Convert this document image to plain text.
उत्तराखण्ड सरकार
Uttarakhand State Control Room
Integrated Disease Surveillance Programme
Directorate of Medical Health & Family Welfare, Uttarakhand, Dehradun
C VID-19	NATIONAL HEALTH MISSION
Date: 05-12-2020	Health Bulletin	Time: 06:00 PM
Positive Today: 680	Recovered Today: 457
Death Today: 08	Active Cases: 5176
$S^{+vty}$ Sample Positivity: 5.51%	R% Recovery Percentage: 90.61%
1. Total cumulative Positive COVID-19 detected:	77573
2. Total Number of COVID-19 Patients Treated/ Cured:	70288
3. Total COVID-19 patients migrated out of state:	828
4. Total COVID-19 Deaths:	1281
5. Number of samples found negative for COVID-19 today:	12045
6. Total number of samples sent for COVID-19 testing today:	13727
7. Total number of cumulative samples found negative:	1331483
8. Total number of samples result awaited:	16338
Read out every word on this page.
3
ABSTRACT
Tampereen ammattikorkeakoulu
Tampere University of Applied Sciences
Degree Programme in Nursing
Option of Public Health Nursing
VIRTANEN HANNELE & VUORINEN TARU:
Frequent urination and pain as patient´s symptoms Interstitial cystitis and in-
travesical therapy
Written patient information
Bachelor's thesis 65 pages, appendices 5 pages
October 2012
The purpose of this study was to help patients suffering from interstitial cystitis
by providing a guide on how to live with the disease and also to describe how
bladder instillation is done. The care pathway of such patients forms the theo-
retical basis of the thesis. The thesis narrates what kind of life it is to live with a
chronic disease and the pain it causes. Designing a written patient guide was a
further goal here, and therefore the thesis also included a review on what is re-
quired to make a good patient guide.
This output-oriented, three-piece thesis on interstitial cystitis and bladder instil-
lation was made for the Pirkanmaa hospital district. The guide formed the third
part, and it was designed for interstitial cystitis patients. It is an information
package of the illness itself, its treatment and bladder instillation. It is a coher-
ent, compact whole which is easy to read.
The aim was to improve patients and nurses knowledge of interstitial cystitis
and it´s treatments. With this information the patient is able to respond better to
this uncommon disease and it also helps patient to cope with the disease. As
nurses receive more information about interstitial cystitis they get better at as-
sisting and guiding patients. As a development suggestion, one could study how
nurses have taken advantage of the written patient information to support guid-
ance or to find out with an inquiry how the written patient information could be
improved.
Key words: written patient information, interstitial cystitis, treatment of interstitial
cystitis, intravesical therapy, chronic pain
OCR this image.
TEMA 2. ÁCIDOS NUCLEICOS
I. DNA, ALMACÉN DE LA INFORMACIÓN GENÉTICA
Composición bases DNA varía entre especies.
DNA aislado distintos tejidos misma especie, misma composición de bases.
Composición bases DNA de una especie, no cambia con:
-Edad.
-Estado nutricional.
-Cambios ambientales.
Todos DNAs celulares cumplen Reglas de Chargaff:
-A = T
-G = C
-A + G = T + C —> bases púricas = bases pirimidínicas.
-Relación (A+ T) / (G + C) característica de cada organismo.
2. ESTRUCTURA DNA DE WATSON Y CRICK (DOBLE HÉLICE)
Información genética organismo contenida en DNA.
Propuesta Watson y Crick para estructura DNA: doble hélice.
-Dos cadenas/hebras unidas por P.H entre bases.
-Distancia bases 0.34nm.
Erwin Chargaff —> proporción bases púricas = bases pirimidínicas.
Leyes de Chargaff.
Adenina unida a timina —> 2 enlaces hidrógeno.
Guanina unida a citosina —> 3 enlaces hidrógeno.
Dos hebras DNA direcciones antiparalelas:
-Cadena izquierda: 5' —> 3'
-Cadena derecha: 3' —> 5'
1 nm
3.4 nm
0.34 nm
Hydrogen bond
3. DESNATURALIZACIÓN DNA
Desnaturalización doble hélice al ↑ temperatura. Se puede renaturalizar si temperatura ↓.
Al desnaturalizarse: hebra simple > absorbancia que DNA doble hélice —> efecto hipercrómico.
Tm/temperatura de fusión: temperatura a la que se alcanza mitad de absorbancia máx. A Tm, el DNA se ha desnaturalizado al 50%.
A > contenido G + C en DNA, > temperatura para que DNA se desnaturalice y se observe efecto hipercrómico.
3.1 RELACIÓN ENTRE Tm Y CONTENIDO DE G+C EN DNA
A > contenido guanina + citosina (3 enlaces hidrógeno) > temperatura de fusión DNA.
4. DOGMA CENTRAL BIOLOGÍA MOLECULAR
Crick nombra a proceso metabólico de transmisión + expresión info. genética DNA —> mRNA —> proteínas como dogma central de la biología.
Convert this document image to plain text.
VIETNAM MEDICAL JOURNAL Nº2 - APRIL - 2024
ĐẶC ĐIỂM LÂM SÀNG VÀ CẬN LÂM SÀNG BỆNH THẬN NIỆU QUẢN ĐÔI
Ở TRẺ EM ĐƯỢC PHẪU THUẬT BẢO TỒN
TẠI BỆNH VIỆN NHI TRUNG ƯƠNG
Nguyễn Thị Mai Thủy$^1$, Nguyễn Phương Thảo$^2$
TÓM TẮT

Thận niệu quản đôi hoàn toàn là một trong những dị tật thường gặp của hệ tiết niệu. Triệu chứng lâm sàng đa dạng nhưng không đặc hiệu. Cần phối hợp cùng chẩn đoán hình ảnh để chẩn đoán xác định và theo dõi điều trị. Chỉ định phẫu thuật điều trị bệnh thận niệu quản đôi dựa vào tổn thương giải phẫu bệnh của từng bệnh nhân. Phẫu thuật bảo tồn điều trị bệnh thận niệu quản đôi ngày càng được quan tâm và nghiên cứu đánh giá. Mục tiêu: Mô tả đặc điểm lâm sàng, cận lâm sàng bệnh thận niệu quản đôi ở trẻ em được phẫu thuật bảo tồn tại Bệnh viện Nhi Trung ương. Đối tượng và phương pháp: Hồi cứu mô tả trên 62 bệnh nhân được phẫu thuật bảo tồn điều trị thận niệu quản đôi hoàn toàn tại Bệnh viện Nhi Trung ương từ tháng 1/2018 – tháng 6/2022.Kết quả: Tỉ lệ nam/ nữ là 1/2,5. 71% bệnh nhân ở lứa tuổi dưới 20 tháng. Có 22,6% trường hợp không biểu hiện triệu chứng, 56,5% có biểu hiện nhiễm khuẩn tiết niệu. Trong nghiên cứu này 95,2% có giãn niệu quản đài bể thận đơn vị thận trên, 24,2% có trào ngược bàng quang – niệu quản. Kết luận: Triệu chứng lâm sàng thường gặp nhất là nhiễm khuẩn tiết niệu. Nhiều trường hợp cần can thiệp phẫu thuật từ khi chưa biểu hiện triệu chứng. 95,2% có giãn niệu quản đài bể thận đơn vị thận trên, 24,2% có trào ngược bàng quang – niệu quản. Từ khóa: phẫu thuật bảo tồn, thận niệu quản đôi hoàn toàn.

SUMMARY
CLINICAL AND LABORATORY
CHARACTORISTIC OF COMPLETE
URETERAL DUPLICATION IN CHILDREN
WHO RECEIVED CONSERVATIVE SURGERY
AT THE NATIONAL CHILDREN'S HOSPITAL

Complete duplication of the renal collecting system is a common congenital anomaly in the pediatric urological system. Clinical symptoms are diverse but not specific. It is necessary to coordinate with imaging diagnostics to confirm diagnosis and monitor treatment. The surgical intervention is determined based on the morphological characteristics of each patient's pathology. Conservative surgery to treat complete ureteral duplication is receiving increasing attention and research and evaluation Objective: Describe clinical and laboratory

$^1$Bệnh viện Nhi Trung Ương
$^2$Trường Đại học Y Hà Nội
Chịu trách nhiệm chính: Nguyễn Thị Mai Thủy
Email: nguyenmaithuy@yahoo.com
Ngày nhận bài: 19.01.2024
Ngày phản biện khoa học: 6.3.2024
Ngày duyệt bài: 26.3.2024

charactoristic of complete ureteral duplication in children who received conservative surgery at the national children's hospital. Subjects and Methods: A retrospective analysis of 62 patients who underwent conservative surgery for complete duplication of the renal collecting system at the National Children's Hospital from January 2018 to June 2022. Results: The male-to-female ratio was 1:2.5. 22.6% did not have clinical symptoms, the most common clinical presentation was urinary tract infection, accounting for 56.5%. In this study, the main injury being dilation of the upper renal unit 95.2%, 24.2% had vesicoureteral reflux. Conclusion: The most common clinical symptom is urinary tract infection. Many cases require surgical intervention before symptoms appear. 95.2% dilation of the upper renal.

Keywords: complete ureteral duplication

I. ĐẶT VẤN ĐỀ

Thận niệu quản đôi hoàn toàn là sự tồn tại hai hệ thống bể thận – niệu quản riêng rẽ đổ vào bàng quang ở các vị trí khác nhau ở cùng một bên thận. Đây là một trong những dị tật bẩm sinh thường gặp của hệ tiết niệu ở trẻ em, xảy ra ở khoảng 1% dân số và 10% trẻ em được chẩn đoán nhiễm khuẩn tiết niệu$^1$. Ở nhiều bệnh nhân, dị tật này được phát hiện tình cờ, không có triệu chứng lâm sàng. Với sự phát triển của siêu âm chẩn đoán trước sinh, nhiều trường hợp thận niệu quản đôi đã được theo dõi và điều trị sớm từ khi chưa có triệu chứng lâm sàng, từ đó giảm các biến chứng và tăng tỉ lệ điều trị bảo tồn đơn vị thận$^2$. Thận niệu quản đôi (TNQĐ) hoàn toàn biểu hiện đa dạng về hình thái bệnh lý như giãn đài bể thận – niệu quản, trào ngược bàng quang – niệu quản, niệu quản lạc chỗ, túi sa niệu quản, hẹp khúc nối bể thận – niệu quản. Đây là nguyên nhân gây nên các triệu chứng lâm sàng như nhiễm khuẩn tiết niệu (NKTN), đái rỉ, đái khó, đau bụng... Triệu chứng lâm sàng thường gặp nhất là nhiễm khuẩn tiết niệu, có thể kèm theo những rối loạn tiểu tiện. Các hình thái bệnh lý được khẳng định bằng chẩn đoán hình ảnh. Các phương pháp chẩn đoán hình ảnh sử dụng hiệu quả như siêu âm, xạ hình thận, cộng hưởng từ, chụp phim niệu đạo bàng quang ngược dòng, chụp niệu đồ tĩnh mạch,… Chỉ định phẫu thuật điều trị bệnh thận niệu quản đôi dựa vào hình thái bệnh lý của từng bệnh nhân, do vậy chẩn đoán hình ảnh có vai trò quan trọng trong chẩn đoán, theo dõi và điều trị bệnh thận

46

> _PROBLEM DETAILS_
What is needed is a count of the lines in the data that contain the word "cumulative"; please give it and no other words.

> _PROBLEM SOLUTION_
2